• _Stored data_
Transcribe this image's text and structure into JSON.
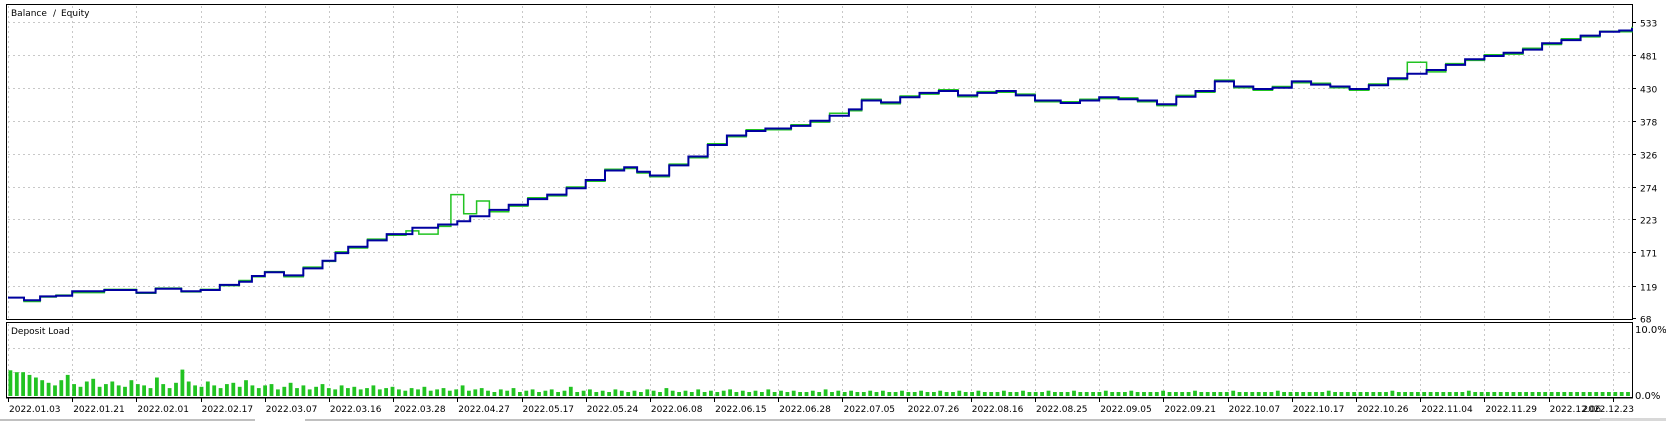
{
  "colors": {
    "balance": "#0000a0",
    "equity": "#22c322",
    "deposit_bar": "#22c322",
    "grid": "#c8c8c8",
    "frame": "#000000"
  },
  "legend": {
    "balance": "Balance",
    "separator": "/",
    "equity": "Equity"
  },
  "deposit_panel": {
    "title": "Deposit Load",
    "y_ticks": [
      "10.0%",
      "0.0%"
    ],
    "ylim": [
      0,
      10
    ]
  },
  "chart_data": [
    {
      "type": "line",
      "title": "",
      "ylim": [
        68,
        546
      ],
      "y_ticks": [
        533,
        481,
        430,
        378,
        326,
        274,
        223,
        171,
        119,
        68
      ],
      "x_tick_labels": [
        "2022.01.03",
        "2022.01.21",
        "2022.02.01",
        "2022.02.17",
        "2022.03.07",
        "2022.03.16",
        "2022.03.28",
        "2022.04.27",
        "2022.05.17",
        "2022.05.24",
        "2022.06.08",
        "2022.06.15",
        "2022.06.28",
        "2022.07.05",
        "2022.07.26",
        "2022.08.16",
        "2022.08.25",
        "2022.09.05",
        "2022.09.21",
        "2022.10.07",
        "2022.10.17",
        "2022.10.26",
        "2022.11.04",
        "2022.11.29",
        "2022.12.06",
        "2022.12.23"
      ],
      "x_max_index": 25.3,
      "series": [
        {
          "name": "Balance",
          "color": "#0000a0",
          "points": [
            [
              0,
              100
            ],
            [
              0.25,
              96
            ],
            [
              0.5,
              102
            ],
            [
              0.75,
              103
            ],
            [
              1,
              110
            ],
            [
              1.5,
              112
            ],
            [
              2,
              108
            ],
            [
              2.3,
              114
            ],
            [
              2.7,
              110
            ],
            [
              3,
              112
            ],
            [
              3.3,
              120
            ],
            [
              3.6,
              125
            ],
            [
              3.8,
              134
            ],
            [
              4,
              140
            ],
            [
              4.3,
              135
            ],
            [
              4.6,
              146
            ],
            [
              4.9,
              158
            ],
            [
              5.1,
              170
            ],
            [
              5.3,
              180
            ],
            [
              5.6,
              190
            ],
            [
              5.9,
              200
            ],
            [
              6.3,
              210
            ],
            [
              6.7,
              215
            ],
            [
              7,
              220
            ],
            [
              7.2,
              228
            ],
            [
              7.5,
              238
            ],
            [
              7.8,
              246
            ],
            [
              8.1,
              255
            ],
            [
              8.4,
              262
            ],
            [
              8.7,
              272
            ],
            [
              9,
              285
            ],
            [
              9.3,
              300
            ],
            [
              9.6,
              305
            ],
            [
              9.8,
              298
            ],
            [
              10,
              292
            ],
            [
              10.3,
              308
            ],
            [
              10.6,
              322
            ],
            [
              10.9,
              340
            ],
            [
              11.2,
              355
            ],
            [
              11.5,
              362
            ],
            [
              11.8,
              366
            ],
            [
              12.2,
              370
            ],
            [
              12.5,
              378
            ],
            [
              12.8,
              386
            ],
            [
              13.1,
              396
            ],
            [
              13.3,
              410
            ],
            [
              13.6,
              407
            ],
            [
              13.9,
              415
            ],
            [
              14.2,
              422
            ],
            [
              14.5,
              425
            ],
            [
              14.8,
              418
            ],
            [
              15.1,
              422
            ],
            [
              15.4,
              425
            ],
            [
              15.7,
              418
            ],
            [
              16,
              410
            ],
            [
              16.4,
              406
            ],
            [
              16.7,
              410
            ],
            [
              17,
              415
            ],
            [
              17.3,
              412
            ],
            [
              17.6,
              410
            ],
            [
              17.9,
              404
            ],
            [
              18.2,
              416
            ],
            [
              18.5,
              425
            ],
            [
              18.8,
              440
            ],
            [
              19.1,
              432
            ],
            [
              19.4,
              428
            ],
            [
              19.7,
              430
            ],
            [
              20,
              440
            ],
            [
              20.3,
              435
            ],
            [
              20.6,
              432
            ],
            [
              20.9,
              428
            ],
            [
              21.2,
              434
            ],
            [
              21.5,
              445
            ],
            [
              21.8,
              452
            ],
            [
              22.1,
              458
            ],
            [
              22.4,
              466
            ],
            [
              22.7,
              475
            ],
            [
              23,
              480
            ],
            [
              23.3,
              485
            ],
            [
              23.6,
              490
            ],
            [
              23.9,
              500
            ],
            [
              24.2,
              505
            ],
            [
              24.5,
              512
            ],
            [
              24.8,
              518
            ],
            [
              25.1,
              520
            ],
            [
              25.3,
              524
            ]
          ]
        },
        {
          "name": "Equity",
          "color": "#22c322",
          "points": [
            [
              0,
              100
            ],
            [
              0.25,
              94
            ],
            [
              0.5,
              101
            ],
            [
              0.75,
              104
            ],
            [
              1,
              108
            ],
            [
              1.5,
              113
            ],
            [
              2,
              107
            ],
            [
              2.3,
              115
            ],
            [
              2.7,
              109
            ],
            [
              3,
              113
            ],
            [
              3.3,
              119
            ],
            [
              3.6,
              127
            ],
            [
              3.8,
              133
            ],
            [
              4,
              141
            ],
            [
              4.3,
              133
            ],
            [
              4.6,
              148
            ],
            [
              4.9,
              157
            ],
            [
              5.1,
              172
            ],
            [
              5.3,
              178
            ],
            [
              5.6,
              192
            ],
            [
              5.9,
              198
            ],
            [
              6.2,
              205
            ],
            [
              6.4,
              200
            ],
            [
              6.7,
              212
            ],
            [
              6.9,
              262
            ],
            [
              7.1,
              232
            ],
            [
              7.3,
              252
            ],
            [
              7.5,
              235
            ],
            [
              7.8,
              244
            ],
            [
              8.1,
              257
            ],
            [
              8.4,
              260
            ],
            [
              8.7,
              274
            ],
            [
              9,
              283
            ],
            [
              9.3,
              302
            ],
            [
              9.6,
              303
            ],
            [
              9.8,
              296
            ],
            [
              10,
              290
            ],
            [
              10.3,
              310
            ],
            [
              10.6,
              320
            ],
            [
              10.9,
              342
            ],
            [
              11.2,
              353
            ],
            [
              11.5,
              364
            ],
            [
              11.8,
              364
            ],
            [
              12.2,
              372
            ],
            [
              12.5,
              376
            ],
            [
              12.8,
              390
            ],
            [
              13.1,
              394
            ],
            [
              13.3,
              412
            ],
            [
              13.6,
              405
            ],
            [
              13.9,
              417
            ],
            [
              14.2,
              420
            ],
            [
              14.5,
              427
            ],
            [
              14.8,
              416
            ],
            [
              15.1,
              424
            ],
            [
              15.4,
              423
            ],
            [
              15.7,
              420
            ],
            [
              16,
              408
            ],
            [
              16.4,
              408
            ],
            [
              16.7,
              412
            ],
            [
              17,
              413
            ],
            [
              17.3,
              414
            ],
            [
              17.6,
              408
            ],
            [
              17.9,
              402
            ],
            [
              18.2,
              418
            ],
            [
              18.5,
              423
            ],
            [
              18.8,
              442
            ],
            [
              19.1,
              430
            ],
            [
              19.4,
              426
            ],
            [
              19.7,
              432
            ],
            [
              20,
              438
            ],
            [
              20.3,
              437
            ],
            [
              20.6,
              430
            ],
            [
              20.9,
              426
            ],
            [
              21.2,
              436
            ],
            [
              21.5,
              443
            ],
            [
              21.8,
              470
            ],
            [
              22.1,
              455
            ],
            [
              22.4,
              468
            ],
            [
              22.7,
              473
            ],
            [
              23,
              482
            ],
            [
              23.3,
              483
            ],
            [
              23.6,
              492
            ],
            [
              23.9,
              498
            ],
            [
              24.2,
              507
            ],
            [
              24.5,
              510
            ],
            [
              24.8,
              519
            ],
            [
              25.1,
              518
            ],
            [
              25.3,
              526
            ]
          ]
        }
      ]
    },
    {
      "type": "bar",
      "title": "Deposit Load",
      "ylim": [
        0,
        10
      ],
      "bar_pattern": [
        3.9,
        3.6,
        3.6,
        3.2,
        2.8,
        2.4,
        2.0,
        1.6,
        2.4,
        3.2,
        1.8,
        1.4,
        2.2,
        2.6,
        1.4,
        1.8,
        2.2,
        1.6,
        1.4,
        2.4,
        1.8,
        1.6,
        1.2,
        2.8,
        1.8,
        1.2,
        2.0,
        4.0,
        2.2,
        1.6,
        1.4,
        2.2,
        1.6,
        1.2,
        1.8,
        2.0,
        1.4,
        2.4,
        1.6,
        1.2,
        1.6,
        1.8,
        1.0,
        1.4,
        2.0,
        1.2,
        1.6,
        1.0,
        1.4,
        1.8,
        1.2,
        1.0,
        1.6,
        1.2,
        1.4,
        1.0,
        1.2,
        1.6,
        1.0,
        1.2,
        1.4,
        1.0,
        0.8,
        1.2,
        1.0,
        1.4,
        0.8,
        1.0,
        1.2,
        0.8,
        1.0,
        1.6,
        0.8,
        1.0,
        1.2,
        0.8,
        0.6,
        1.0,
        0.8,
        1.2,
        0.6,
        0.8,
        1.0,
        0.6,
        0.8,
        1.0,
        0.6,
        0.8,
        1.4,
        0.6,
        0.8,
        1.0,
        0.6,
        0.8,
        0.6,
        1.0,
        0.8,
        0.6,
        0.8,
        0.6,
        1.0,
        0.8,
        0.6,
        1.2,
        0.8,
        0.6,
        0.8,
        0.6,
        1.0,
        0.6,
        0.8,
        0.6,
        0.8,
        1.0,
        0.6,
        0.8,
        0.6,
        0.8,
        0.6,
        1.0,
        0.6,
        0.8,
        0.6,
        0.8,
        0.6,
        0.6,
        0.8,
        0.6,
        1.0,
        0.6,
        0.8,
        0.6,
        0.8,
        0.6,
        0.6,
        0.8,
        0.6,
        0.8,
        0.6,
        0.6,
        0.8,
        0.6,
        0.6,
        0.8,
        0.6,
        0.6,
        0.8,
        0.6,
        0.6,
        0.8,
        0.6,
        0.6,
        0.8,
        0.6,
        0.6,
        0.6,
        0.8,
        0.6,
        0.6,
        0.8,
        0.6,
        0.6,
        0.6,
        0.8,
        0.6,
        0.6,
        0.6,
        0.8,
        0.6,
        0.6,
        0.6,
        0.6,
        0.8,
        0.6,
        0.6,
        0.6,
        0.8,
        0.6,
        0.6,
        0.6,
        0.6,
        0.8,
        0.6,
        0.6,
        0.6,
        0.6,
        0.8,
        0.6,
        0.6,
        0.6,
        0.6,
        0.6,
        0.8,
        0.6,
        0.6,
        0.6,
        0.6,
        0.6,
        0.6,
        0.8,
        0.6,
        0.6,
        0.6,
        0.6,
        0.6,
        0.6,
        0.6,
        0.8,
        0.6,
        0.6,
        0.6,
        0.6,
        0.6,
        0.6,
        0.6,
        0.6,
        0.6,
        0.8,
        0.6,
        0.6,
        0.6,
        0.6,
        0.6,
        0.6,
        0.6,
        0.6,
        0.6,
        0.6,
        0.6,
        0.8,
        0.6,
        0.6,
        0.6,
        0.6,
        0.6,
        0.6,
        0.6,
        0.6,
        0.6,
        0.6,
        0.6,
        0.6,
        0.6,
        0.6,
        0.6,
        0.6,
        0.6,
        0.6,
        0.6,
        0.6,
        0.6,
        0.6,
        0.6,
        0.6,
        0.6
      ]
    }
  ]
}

---

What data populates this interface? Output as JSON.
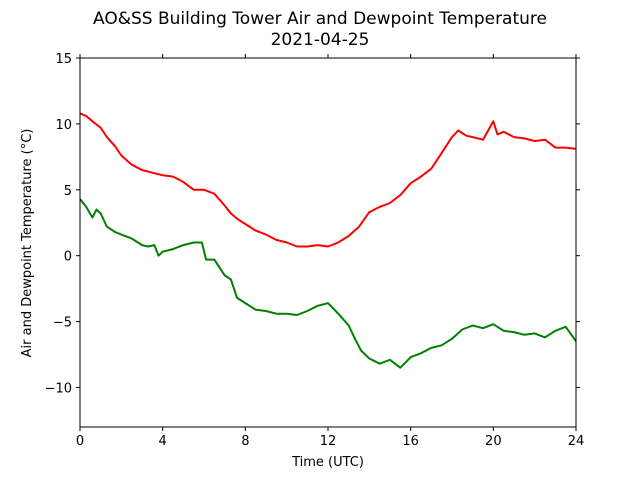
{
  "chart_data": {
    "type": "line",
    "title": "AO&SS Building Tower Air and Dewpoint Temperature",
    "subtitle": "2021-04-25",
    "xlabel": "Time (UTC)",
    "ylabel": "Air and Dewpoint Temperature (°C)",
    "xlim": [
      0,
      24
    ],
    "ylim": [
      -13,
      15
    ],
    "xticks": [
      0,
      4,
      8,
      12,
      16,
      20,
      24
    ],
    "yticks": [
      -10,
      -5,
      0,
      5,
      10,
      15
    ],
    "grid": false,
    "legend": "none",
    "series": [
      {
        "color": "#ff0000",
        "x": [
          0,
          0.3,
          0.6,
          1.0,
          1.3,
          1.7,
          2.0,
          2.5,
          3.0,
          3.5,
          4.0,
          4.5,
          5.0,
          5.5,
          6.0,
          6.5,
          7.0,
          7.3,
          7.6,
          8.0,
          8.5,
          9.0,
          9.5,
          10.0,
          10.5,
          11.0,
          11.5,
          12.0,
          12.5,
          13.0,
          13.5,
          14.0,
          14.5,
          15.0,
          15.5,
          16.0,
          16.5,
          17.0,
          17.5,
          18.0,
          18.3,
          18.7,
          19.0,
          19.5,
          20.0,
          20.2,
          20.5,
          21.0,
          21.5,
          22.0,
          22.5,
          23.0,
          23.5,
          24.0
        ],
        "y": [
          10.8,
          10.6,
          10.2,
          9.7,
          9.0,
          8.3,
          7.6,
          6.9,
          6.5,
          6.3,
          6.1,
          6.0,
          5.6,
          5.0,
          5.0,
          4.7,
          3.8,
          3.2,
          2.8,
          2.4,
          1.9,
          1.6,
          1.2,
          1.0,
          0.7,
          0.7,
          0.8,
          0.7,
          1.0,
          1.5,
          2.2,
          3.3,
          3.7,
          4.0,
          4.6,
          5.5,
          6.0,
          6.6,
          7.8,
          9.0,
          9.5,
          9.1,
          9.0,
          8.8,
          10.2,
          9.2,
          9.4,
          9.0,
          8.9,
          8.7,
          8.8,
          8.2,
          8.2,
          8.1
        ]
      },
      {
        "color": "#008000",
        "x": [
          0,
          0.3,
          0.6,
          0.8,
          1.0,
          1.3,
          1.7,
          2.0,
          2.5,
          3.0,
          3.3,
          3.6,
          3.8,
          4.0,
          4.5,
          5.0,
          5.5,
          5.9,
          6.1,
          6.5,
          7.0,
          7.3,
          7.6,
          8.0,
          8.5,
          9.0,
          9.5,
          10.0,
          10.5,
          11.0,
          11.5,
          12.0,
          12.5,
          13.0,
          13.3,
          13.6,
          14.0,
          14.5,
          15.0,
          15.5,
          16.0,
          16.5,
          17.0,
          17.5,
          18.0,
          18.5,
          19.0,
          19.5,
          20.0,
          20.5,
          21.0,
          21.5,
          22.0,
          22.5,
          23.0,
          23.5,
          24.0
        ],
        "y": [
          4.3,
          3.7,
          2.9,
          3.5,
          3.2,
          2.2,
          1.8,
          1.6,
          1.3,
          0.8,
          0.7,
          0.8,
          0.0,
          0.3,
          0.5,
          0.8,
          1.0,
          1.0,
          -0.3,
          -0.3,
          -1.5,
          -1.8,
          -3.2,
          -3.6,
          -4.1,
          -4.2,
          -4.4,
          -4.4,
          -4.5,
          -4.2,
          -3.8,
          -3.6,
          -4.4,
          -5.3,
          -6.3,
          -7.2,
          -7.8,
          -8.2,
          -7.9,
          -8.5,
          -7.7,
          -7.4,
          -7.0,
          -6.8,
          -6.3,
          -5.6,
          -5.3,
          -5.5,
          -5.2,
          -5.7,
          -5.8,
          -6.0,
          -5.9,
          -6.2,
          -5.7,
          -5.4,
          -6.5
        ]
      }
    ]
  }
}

• _Task to carry out_
Of the lines in this data, how many contain "JSON"? Reply with only the number.

• _Response to this exercise_
2